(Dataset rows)
----------

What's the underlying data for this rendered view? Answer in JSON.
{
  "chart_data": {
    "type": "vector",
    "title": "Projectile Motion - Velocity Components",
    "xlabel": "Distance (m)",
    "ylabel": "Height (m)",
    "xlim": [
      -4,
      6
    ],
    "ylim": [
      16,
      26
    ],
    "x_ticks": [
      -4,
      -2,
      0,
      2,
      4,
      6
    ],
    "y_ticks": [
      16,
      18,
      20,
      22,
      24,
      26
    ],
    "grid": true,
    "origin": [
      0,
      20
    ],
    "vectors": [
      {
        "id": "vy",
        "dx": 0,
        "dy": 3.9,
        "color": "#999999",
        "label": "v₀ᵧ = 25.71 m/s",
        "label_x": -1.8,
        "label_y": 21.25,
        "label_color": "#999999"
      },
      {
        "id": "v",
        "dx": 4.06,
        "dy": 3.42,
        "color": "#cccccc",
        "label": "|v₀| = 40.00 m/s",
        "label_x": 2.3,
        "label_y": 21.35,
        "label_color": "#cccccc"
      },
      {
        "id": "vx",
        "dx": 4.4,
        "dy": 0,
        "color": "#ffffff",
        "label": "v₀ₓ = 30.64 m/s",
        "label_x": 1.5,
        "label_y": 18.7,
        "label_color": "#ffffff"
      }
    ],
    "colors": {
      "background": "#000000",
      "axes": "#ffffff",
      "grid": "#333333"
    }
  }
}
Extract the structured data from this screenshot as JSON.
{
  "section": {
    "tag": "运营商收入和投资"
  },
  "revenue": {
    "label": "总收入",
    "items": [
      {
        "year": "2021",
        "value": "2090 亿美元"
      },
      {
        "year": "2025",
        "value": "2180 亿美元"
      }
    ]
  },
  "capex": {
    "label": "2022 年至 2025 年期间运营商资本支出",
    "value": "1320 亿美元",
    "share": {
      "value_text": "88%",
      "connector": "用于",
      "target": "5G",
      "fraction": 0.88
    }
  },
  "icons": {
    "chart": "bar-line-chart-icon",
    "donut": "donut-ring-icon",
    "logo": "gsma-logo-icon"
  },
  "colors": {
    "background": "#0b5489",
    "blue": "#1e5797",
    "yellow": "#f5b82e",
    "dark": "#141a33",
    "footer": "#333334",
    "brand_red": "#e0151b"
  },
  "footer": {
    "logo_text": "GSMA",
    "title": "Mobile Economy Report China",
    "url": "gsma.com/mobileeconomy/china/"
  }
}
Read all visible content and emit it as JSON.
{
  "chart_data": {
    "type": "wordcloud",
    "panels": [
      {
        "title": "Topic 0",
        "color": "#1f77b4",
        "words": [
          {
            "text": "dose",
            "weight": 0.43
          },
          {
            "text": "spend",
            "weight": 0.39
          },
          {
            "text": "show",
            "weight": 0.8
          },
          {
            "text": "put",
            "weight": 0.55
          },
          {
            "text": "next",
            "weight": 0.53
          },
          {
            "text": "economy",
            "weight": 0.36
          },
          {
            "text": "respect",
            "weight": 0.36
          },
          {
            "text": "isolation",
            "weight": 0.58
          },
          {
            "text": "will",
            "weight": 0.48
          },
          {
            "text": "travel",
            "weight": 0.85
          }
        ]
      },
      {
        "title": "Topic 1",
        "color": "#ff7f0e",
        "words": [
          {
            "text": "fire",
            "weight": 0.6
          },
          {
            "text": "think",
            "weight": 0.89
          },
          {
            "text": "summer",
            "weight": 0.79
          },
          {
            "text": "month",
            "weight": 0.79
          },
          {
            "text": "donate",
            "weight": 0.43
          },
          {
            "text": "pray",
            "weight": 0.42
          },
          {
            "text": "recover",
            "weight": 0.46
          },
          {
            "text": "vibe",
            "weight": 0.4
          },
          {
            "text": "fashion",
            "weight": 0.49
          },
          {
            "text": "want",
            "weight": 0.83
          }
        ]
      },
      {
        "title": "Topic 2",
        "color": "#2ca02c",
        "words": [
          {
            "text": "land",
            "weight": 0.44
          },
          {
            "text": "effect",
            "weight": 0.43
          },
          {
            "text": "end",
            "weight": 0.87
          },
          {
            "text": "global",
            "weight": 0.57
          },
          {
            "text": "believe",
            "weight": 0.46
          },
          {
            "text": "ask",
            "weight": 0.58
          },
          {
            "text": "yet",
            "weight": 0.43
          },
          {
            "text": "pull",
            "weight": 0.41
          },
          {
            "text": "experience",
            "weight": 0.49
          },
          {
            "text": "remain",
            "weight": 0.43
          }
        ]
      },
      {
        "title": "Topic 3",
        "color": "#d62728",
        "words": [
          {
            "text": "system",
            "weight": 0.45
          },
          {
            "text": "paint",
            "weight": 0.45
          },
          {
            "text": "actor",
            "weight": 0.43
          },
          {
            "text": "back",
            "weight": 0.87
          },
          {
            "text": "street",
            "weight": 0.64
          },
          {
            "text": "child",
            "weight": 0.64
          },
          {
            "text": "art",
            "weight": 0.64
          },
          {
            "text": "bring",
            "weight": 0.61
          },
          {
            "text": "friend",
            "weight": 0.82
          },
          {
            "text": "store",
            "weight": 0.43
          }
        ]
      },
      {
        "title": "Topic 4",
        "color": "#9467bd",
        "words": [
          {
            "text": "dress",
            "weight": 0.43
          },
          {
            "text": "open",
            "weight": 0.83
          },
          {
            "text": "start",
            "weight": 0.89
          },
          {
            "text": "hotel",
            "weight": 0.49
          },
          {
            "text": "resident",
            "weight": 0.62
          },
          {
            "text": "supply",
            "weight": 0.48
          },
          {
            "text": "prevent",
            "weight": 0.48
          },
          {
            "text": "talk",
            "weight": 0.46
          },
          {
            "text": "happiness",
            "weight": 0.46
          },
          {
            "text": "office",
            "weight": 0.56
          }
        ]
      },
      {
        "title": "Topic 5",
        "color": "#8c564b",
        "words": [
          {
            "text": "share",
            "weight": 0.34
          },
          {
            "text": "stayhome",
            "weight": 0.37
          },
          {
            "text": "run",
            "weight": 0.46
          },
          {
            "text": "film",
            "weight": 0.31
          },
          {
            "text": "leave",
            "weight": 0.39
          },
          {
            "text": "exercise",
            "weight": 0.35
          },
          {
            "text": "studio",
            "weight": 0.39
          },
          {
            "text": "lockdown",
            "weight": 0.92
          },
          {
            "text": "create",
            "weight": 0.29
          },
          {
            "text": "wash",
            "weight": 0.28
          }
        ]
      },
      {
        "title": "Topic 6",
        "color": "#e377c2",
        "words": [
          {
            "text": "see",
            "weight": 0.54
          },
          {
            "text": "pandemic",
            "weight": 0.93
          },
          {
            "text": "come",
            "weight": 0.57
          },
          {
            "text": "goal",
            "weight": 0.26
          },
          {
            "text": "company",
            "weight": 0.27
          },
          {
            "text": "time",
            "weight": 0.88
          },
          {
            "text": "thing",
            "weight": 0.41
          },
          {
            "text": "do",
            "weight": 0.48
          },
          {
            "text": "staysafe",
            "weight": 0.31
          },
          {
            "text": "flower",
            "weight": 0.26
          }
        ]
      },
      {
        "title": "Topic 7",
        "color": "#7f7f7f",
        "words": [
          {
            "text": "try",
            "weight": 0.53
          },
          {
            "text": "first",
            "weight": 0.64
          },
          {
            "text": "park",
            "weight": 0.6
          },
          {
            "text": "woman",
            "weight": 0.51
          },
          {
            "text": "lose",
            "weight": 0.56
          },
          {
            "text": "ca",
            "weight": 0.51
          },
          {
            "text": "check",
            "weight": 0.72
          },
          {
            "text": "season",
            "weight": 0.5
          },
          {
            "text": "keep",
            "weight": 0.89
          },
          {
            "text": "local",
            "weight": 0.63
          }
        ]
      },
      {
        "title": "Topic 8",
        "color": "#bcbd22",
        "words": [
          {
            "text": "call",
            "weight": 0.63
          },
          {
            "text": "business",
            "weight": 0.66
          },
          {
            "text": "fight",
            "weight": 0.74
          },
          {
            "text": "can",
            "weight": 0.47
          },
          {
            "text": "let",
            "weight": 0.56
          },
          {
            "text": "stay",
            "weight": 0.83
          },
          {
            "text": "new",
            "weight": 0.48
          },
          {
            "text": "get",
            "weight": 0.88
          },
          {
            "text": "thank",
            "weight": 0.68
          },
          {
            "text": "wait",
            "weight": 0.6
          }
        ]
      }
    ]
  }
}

----------

**What you will do**
Note how many lines in the material hold the word "title", and give that number with nothing added.

**Reply to the exercise**
11